### Work to do
Look through the data below. Pick out the lines holding the string "ylabel".

[Figure record extracts]
######

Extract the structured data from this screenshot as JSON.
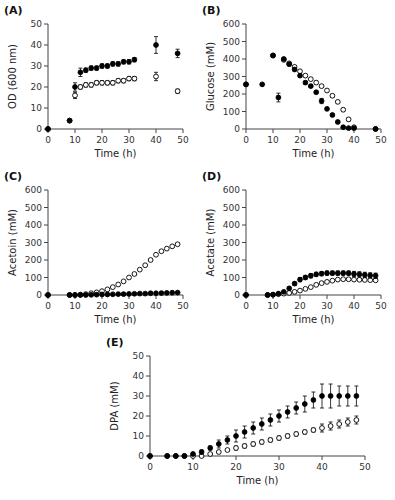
{
  "chart_data": [
    {
      "type": "scatter",
      "title": "(A)",
      "xlabel": "Time (h)",
      "ylabel": "OD (600 nm)",
      "xlim": [
        0,
        50
      ],
      "ylim": [
        0,
        50
      ],
      "xticks": [
        0,
        10,
        20,
        30,
        40,
        50
      ],
      "yticks": [
        0,
        10,
        20,
        30,
        40,
        50
      ],
      "grid": false,
      "series": [
        {
          "color": "black",
          "marker": "circle-open",
          "x": [
            0,
            8,
            10,
            12,
            14,
            16,
            18,
            20,
            22,
            24,
            26,
            28,
            30,
            32,
            40,
            48
          ],
          "values": [
            0,
            4,
            16,
            20,
            21,
            21,
            22,
            22,
            22,
            22,
            23,
            23,
            24,
            24,
            25,
            18
          ],
          "errors": [
            0,
            0.5,
            1.5,
            1,
            1,
            1,
            1,
            1,
            1,
            1,
            1,
            1,
            1,
            1,
            2,
            1
          ]
        },
        {
          "color": "black",
          "marker": "circle",
          "x": [
            0,
            8,
            10,
            12,
            14,
            16,
            18,
            20,
            22,
            24,
            26,
            28,
            30,
            32,
            40,
            48
          ],
          "values": [
            0,
            4,
            20,
            27,
            28,
            29,
            29,
            30,
            30,
            31,
            31,
            32,
            32,
            33,
            40,
            36
          ],
          "errors": [
            0,
            0.5,
            2,
            2,
            1,
            1,
            1,
            1,
            1,
            1,
            1,
            1,
            1,
            1,
            4,
            2
          ]
        }
      ]
    },
    {
      "type": "scatter",
      "title": "(B)",
      "xlabel": "Time (h)",
      "ylabel": "Glucose (mM)",
      "xlim": [
        0,
        50
      ],
      "ylim": [
        0,
        600
      ],
      "xticks": [
        0,
        10,
        20,
        30,
        40,
        50
      ],
      "yticks": [
        0,
        100,
        200,
        300,
        400,
        500,
        600
      ],
      "grid": false,
      "series": [
        {
          "color": "black",
          "marker": "circle-open",
          "x": [
            0,
            10,
            14,
            16,
            18,
            20,
            22,
            24,
            26,
            28,
            30,
            32,
            34,
            36,
            38,
            40,
            48
          ],
          "values": [
            255,
            420,
            395,
            375,
            355,
            330,
            305,
            285,
            265,
            245,
            220,
            190,
            155,
            110,
            55,
            10,
            0
          ],
          "errors": [
            5,
            8,
            8,
            8,
            8,
            8,
            8,
            8,
            8,
            8,
            8,
            8,
            8,
            8,
            8,
            5,
            0
          ]
        },
        {
          "color": "black",
          "marker": "circle",
          "x": [
            0,
            6,
            10,
            12,
            14,
            16,
            18,
            20,
            22,
            24,
            26,
            28,
            30,
            32,
            34,
            36,
            38,
            40,
            48
          ],
          "values": [
            255,
            255,
            420,
            180,
            400,
            370,
            340,
            305,
            265,
            245,
            210,
            160,
            115,
            80,
            40,
            10,
            5,
            5,
            0
          ],
          "errors": [
            5,
            5,
            8,
            25,
            8,
            8,
            8,
            8,
            8,
            8,
            8,
            15,
            8,
            8,
            8,
            5,
            5,
            5,
            0
          ]
        }
      ]
    },
    {
      "type": "scatter",
      "title": "(C)",
      "xlabel": "Time (h)",
      "ylabel": "Acetoin (mM)",
      "xlim": [
        0,
        50
      ],
      "ylim": [
        0,
        600
      ],
      "xticks": [
        0,
        10,
        20,
        30,
        40,
        50
      ],
      "yticks": [
        0,
        100,
        200,
        300,
        400,
        500,
        600
      ],
      "grid": false,
      "series": [
        {
          "color": "black",
          "marker": "circle-open",
          "x": [
            0,
            8,
            10,
            12,
            14,
            16,
            18,
            20,
            22,
            24,
            26,
            28,
            30,
            32,
            34,
            36,
            38,
            40,
            42,
            44,
            46,
            48
          ],
          "values": [
            0,
            0,
            0,
            2,
            5,
            10,
            15,
            22,
            32,
            45,
            60,
            78,
            100,
            120,
            145,
            170,
            200,
            230,
            250,
            265,
            278,
            290
          ],
          "errors": [
            0,
            0,
            0,
            1,
            1,
            1,
            2,
            2,
            3,
            3,
            4,
            4,
            5,
            5,
            5,
            5,
            5,
            5,
            5,
            5,
            5,
            5
          ]
        },
        {
          "color": "black",
          "marker": "circle",
          "x": [
            0,
            8,
            10,
            12,
            14,
            16,
            18,
            20,
            22,
            24,
            26,
            28,
            30,
            32,
            34,
            36,
            38,
            40,
            42,
            44,
            46,
            48
          ],
          "values": [
            0,
            0,
            0,
            0,
            0,
            1,
            2,
            3,
            3,
            4,
            5,
            5,
            6,
            7,
            8,
            8,
            10,
            10,
            11,
            12,
            13,
            14
          ],
          "errors": [
            0,
            0,
            0,
            0,
            0,
            0.5,
            0.5,
            0.5,
            0.5,
            0.5,
            0.5,
            0.5,
            1,
            1,
            1,
            1,
            1,
            1,
            1,
            1,
            1,
            1
          ]
        }
      ]
    },
    {
      "type": "scatter",
      "title": "(D)",
      "xlabel": "Time (h)",
      "ylabel": "Acetate (mM)",
      "xlim": [
        0,
        50
      ],
      "ylim": [
        0,
        600
      ],
      "xticks": [
        0,
        10,
        20,
        30,
        40,
        50
      ],
      "yticks": [
        0,
        100,
        200,
        300,
        400,
        500,
        600
      ],
      "grid": false,
      "series": [
        {
          "color": "black",
          "marker": "circle-open",
          "x": [
            0,
            8,
            10,
            12,
            14,
            16,
            18,
            20,
            22,
            24,
            26,
            28,
            30,
            32,
            34,
            36,
            38,
            40,
            42,
            44,
            46,
            48
          ],
          "values": [
            0,
            0,
            2,
            5,
            8,
            12,
            18,
            25,
            35,
            45,
            58,
            68,
            75,
            82,
            88,
            90,
            90,
            88,
            87,
            86,
            85,
            84
          ],
          "errors": [
            0,
            0,
            1,
            1,
            1,
            2,
            2,
            3,
            3,
            4,
            5,
            5,
            5,
            5,
            5,
            5,
            5,
            5,
            5,
            5,
            5,
            5
          ]
        },
        {
          "color": "black",
          "marker": "circle",
          "x": [
            0,
            8,
            10,
            12,
            14,
            16,
            18,
            20,
            22,
            24,
            26,
            28,
            30,
            32,
            34,
            36,
            38,
            40,
            42,
            44,
            46,
            48
          ],
          "values": [
            0,
            0,
            2,
            8,
            18,
            38,
            65,
            88,
            100,
            110,
            118,
            122,
            125,
            125,
            125,
            125,
            125,
            120,
            118,
            115,
            112,
            110
          ],
          "errors": [
            0,
            0,
            1,
            2,
            5,
            8,
            10,
            12,
            12,
            12,
            12,
            12,
            12,
            12,
            12,
            12,
            12,
            15,
            15,
            15,
            15,
            15
          ]
        }
      ]
    },
    {
      "type": "scatter",
      "title": "(E)",
      "xlabel": "Time (h)",
      "ylabel": "DPA (mM)",
      "xlim": [
        0,
        50
      ],
      "ylim": [
        0,
        50
      ],
      "xticks": [
        0,
        10,
        20,
        30,
        40,
        50
      ],
      "yticks": [
        0,
        10,
        20,
        30,
        40,
        50
      ],
      "grid": false,
      "series": [
        {
          "color": "black",
          "marker": "circle-open",
          "x": [
            0,
            4,
            6,
            8,
            10,
            12,
            14,
            16,
            18,
            20,
            22,
            24,
            26,
            28,
            30,
            32,
            34,
            36,
            38,
            40,
            42,
            44,
            46,
            48
          ],
          "values": [
            0,
            0,
            0,
            0,
            0,
            0,
            1,
            2,
            3,
            4,
            5,
            6,
            7,
            8,
            9,
            10,
            11,
            12,
            13,
            14,
            15,
            16,
            17,
            18
          ],
          "errors": [
            0,
            0,
            0,
            0,
            0,
            0,
            0.5,
            0.5,
            0.5,
            1,
            1,
            1,
            1,
            1,
            1,
            1,
            1,
            1,
            1,
            2,
            2,
            2,
            2,
            2
          ]
        },
        {
          "color": "black",
          "marker": "circle",
          "x": [
            0,
            4,
            6,
            8,
            10,
            12,
            14,
            16,
            18,
            20,
            22,
            24,
            26,
            28,
            30,
            32,
            34,
            36,
            38,
            40,
            42,
            44,
            46,
            48
          ],
          "values": [
            0,
            0,
            0,
            0,
            1,
            2,
            4,
            6,
            8,
            10,
            12,
            14,
            16,
            18,
            20,
            22,
            24,
            26,
            28,
            30,
            30,
            30,
            30,
            30
          ],
          "errors": [
            0,
            0,
            0,
            0,
            0.5,
            1,
            1,
            2,
            2,
            3,
            3,
            3,
            3,
            3,
            3,
            3,
            3,
            4,
            4,
            6,
            6,
            5,
            5,
            5
          ]
        }
      ]
    }
  ]
}
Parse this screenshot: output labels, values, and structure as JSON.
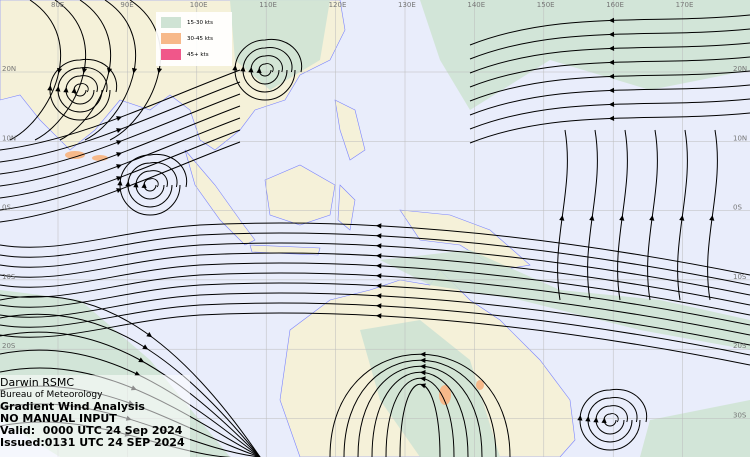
{
  "map": {
    "colors": {
      "ocean": "#e9edfb",
      "land": "#f5f1d9",
      "coast": "#7b84ff",
      "band_15_30": "#cfe3d4",
      "band_30_45": "#f7b98a",
      "band_45_plus": "#f0578a",
      "streamline": "#000000"
    },
    "longitude_labels": [
      "80E",
      "90E",
      "100E",
      "110E",
      "120E",
      "130E",
      "140E",
      "150E",
      "160E",
      "170E"
    ],
    "latitude_labels": [
      "20N",
      "10N",
      "0S",
      "10S",
      "20S",
      "30S"
    ]
  },
  "legend": {
    "items": [
      {
        "label": "15-30 kts",
        "color": "#cfe3d4"
      },
      {
        "label": "30-45 kts",
        "color": "#f7b98a"
      },
      {
        "label": "45+ kts",
        "color": "#f0578a"
      }
    ]
  },
  "info": {
    "centre": "Darwin RSMC",
    "agency": "Bureau of Meteorology",
    "product": "Gradient Wind Analysis",
    "note": "NO MANUAL INPUT",
    "valid": "Valid:  0000 UTC 24 Sep 2024",
    "issued": "Issued:0131 UTC 24 SEP 2024"
  }
}
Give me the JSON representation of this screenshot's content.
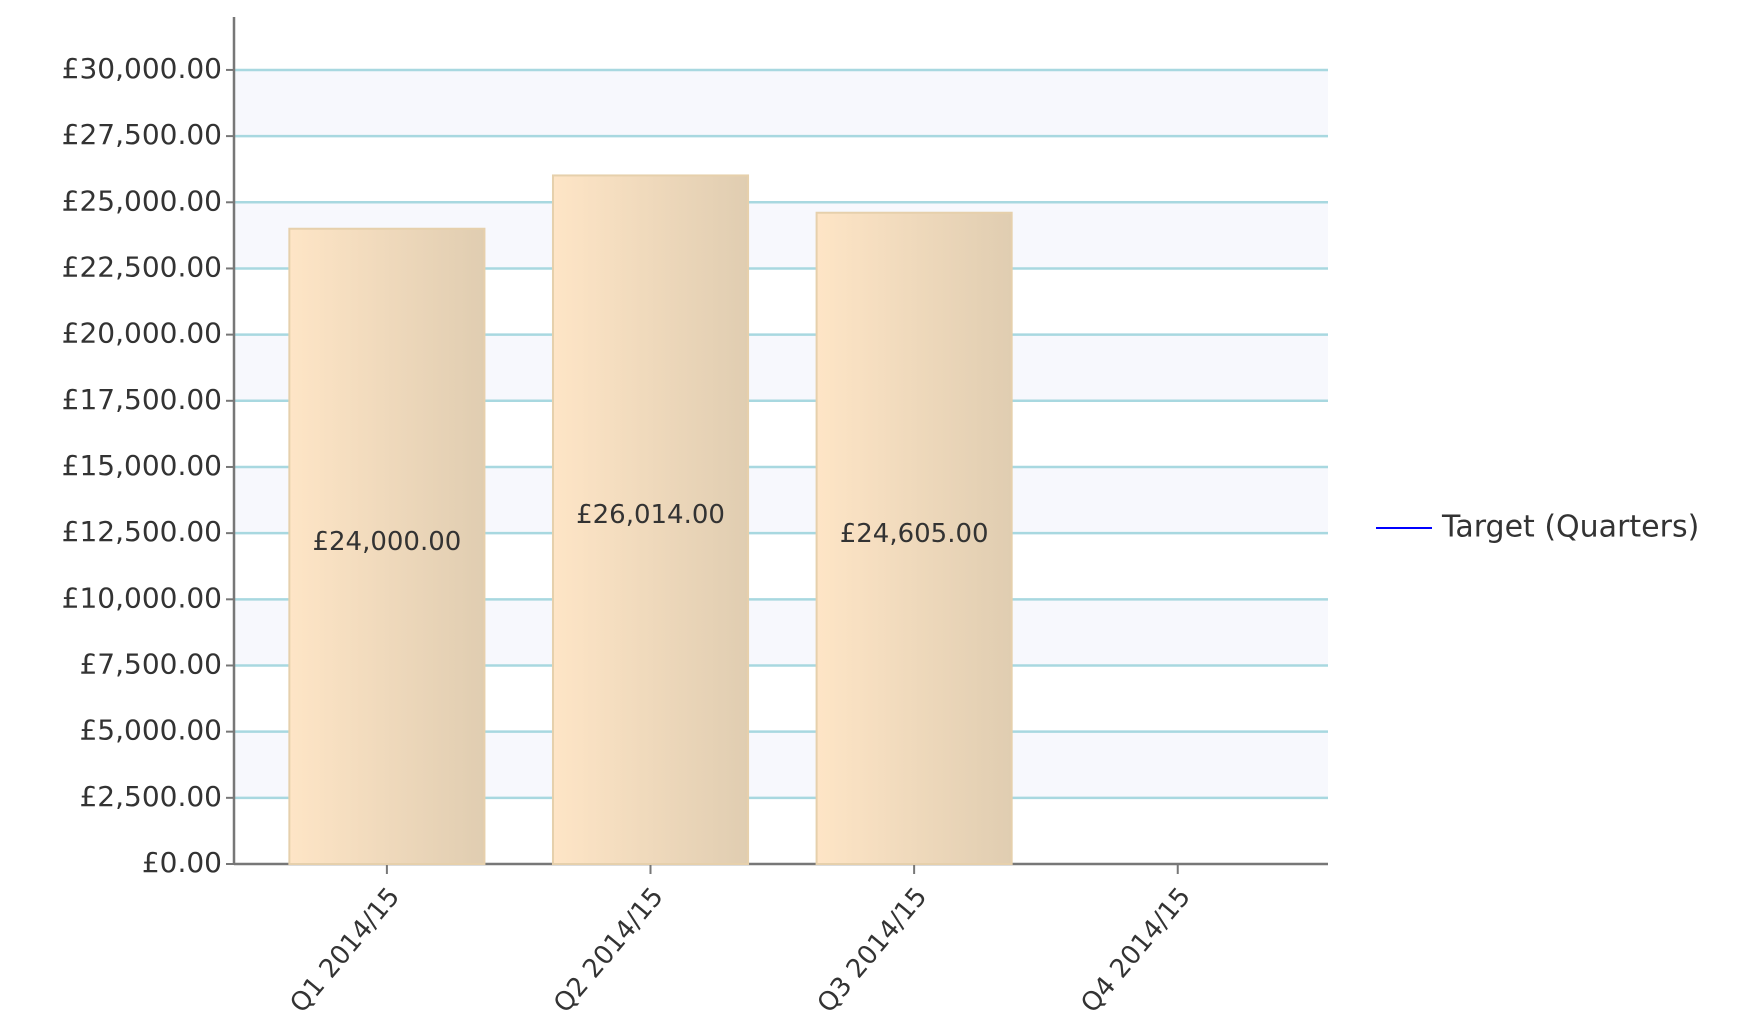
{
  "chart_data": {
    "type": "bar",
    "categories": [
      "Q1 2014/15",
      "Q2 2014/15",
      "Q3 2014/15",
      "Q4 2014/15"
    ],
    "values": [
      24000,
      26014,
      24605,
      null
    ],
    "value_labels": [
      "£24,000.00",
      "£26,014.00",
      "£24,605.00",
      null
    ],
    "color": "#f0d9bb",
    "series": [
      {
        "name": "Target (Quarters)",
        "type": "line",
        "color": "#0000ff",
        "values": [
          null,
          null,
          null,
          null
        ]
      }
    ],
    "ylim": [
      0,
      32000
    ],
    "yticks": [
      {
        "value": 0,
        "label": "£0.00"
      },
      {
        "value": 2500,
        "label": "£2,500.00"
      },
      {
        "value": 5000,
        "label": "£5,000.00"
      },
      {
        "value": 7500,
        "label": "£7,500.00"
      },
      {
        "value": 10000,
        "label": "£10,000.00"
      },
      {
        "value": 12500,
        "label": "£12,500.00"
      },
      {
        "value": 15000,
        "label": "£15,000.00"
      },
      {
        "value": 17500,
        "label": "£17,500.00"
      },
      {
        "value": 20000,
        "label": "£20,000.00"
      },
      {
        "value": 22500,
        "label": "£22,500.00"
      },
      {
        "value": 25000,
        "label": "£25,000.00"
      },
      {
        "value": 27500,
        "label": "£27,500.00"
      },
      {
        "value": 30000,
        "label": "£30,000.00"
      }
    ],
    "grid": true,
    "legend": "right"
  }
}
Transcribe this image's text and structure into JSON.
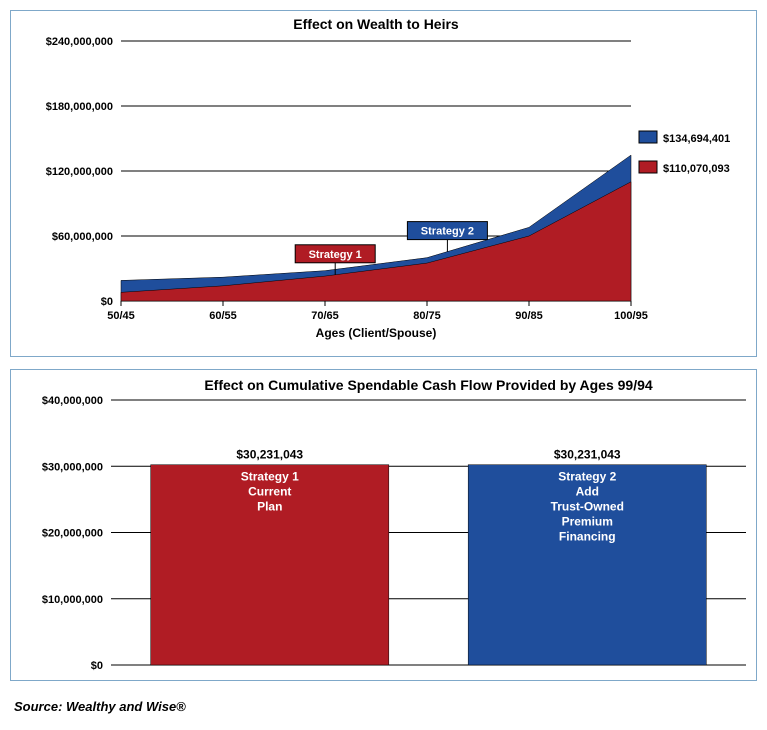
{
  "top_chart": {
    "type": "area",
    "title": "Effect on Wealth to Heirs",
    "title_fontsize": 14,
    "xlabel": "Ages (Client/Spouse)",
    "label_fontsize": 12,
    "ylim": [
      0,
      240000000
    ],
    "ytick_step": 60000000,
    "ytick_labels": [
      "$0",
      "$60,000,000",
      "$120,000,000",
      "$180,000,000",
      "$240,000,000"
    ],
    "xticks": [
      "50/45",
      "60/55",
      "70/65",
      "80/75",
      "90/85",
      "100/95"
    ],
    "series": [
      {
        "name": "Strategy 2",
        "color": "#1f4e9c",
        "values": [
          19000000,
          22000000,
          28000000,
          40000000,
          68000000,
          134694401
        ],
        "marker_label": "Strategy 2",
        "marker_bg": "#1f4e9c",
        "marker_x_index": 3.2
      },
      {
        "name": "Strategy 1",
        "color": "#b01c24",
        "values": [
          8000000,
          14000000,
          23000000,
          35000000,
          60000000,
          110070093
        ],
        "marker_label": "Strategy 1",
        "marker_bg": "#b01c24",
        "marker_x_index": 2.1
      }
    ],
    "legend": [
      {
        "color": "#1f4e9c",
        "label": "$134,694,401"
      },
      {
        "color": "#b01c24",
        "label": "$110,070,093"
      }
    ],
    "background_color": "#ffffff",
    "grid_color": "#000000",
    "axis_font_size": 11,
    "panel_border": "#7fa8c9"
  },
  "bottom_chart": {
    "type": "bar",
    "title": "Effect on Cumulative Spendable Cash Flow Provided by Ages 99/94",
    "title_fontsize": 14,
    "ylim": [
      0,
      40000000
    ],
    "ytick_step": 10000000,
    "ytick_labels": [
      "$0",
      "$10,000,000",
      "$20,000,000",
      "$30,000,000",
      "$40,000,000"
    ],
    "bars": [
      {
        "value": 30231043,
        "value_label": "$30,231,043",
        "color": "#b01c24",
        "lines": [
          "Strategy 1",
          "Current",
          "Plan"
        ]
      },
      {
        "value": 30231043,
        "value_label": "$30,231,043",
        "color": "#1f4e9c",
        "lines": [
          "Strategy 2",
          "Add",
          "Trust-Owned",
          "Premium",
          "Financing"
        ]
      }
    ],
    "bar_width": 0.75,
    "background_color": "#ffffff",
    "grid_color": "#000000",
    "axis_font_size": 11,
    "panel_border": "#7fa8c9"
  },
  "source_line": "Source: Wealthy and Wise®"
}
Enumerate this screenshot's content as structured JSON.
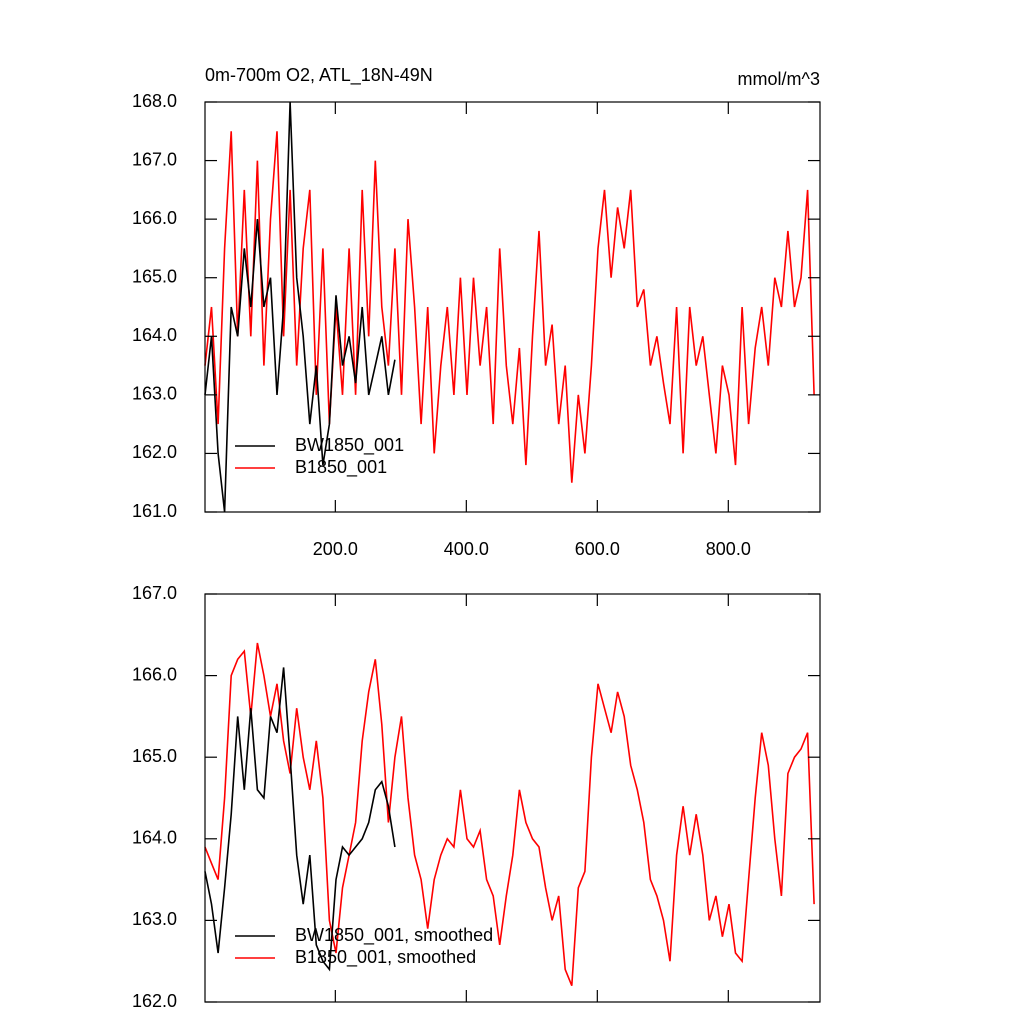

######

### Response to the exercise
      "ylabel": "OD (600 nm)",
      "ylabel": "Glucose (mM)",
      "ylabel": "Acetoin (mM)",
      "ylabel": "Acetate (mM)",
      "ylabel": "DPA (mM)",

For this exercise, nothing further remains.